▶ [Task to complete] Which lines below hold the word "data"? Report each one.
_ _ _ _
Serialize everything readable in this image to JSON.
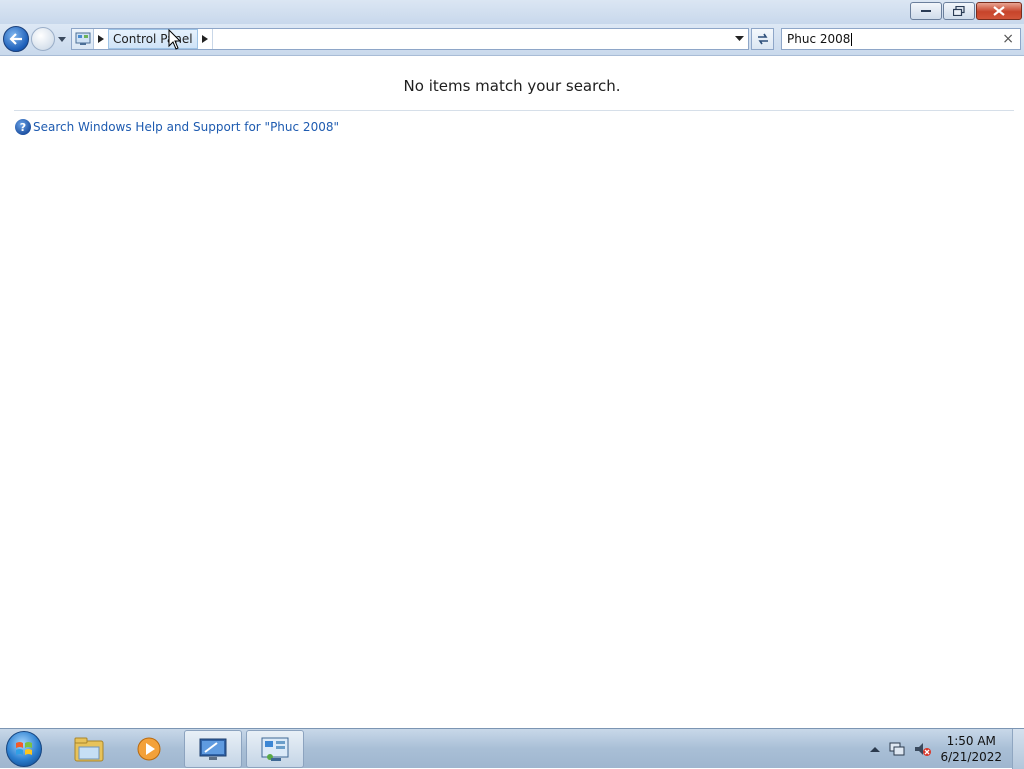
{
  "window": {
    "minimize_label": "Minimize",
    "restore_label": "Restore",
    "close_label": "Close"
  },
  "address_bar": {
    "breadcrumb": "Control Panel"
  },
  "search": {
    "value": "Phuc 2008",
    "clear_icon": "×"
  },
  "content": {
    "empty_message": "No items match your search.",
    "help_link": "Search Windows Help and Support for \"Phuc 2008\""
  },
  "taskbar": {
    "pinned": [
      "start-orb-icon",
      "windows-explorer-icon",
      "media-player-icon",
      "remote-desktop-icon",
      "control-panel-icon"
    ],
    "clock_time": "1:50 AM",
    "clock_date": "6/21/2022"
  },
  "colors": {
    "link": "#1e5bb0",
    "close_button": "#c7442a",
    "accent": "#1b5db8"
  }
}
_ _ _ _
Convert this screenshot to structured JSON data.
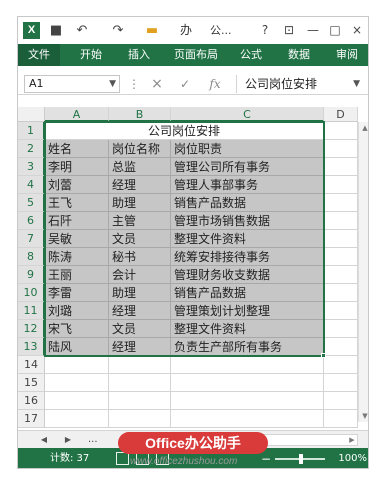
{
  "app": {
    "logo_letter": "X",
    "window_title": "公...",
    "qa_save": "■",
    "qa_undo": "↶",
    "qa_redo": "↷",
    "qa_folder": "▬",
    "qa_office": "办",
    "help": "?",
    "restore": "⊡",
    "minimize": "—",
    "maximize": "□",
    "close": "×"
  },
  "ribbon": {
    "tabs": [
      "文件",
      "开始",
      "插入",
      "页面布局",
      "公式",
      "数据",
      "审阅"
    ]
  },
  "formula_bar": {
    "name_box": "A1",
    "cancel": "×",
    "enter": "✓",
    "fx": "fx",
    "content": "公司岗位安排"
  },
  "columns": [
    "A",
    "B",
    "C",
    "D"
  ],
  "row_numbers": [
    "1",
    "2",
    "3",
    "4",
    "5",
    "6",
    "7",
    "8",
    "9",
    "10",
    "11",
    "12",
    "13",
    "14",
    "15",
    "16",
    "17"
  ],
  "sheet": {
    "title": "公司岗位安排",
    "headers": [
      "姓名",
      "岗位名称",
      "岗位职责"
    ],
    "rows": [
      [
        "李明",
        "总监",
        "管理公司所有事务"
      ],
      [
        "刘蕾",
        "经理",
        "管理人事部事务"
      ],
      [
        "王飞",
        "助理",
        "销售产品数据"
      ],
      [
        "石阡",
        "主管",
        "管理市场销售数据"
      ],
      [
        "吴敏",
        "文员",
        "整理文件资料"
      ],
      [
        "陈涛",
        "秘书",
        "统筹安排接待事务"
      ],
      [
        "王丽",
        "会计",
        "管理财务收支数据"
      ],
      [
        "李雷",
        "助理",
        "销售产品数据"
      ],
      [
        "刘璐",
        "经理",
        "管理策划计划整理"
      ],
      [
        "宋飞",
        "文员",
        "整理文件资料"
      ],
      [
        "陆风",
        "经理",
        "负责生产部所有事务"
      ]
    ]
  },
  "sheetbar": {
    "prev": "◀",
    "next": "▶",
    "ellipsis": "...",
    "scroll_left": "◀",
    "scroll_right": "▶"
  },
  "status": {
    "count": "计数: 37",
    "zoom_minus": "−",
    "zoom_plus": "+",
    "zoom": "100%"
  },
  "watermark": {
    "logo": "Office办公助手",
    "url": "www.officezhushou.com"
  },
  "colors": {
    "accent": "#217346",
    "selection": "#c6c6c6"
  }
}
_ _ _ _
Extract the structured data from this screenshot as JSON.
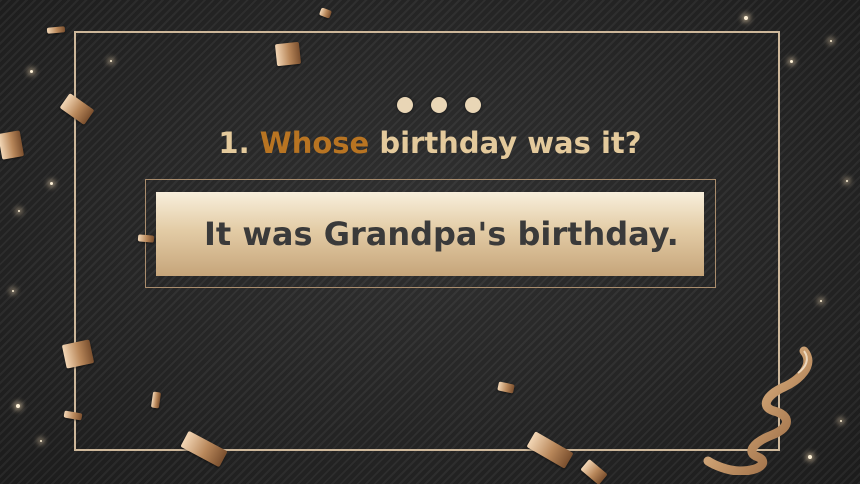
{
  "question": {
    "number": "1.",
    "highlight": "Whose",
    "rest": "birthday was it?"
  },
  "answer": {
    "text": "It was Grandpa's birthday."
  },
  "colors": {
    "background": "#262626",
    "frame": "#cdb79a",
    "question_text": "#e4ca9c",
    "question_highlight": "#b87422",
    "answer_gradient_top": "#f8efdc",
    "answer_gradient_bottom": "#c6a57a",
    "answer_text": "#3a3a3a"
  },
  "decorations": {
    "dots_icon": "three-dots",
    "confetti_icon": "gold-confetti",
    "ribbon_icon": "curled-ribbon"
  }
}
_ _ _ _
▶ [Final answer]
Convert this screenshot to structured JSON data.
Extract the structured data from this screenshot as JSON.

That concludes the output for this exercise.